--- START OF Data for the task ---
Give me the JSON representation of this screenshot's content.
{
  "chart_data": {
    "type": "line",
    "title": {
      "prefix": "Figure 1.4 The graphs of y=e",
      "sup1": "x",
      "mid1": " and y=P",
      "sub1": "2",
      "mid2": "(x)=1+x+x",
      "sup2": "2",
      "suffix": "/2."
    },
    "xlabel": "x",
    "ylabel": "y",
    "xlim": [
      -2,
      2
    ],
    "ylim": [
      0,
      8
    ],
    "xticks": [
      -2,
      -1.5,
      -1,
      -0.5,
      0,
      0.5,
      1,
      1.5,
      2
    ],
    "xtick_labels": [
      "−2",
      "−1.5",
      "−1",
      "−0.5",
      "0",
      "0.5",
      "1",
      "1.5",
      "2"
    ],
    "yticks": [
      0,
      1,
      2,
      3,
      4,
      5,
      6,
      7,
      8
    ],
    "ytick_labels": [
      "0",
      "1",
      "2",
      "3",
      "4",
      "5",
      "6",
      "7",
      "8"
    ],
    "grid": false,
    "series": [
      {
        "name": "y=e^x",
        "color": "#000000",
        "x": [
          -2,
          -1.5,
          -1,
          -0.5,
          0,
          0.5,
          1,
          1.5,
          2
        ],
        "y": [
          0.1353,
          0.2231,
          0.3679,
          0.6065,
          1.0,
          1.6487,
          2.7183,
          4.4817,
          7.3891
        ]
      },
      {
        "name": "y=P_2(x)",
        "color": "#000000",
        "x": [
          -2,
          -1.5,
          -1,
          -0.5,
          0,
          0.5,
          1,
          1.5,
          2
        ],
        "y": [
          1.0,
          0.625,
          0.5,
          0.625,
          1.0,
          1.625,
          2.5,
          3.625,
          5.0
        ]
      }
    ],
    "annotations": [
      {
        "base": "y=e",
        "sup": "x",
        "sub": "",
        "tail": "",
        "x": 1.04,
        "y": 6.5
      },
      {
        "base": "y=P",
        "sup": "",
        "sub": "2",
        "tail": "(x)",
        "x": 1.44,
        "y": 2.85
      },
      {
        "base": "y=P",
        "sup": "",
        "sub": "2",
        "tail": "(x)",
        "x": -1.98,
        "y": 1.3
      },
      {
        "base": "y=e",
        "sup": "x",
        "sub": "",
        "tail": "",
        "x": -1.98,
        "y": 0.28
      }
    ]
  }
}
--- END OF Data for the task ---
The request:
Restate the whole of the material exactly.

Task answer:
Give me the JSON representation of this screenshot's content.
{
  "chart_data": {
    "type": "line",
    "title": {
      "prefix": "Figure 1.4 The graphs of y=e",
      "sup1": "x",
      "mid1": " and y=P",
      "sub1": "2",
      "mid2": "(x)=1+x+x",
      "sup2": "2",
      "suffix": "/2."
    },
    "xlabel": "x",
    "ylabel": "y",
    "xlim": [
      -2,
      2
    ],
    "ylim": [
      0,
      8
    ],
    "xticks": [
      -2,
      -1.5,
      -1,
      -0.5,
      0,
      0.5,
      1,
      1.5,
      2
    ],
    "xtick_labels": [
      "−2",
      "−1.5",
      "−1",
      "−0.5",
      "0",
      "0.5",
      "1",
      "1.5",
      "2"
    ],
    "yticks": [
      0,
      1,
      2,
      3,
      4,
      5,
      6,
      7,
      8
    ],
    "ytick_labels": [
      "0",
      "1",
      "2",
      "3",
      "4",
      "5",
      "6",
      "7",
      "8"
    ],
    "grid": false,
    "series": [
      {
        "name": "y=e^x",
        "color": "#000000",
        "x": [
          -2,
          -1.5,
          -1,
          -0.5,
          0,
          0.5,
          1,
          1.5,
          2
        ],
        "y": [
          0.1353,
          0.2231,
          0.3679,
          0.6065,
          1.0,
          1.6487,
          2.7183,
          4.4817,
          7.3891
        ]
      },
      {
        "name": "y=P_2(x)",
        "color": "#000000",
        "x": [
          -2,
          -1.5,
          -1,
          -0.5,
          0,
          0.5,
          1,
          1.5,
          2
        ],
        "y": [
          1.0,
          0.625,
          0.5,
          0.625,
          1.0,
          1.625,
          2.5,
          3.625,
          5.0
        ]
      }
    ],
    "annotations": [
      {
        "base": "y=e",
        "sup": "x",
        "sub": "",
        "tail": "",
        "x": 1.04,
        "y": 6.5
      },
      {
        "base": "y=P",
        "sup": "",
        "sub": "2",
        "tail": "(x)",
        "x": 1.44,
        "y": 2.85
      },
      {
        "base": "y=P",
        "sup": "",
        "sub": "2",
        "tail": "(x)",
        "x": -1.98,
        "y": 1.3
      },
      {
        "base": "y=e",
        "sup": "x",
        "sub": "",
        "tail": "",
        "x": -1.98,
        "y": 0.28
      }
    ]
  }
}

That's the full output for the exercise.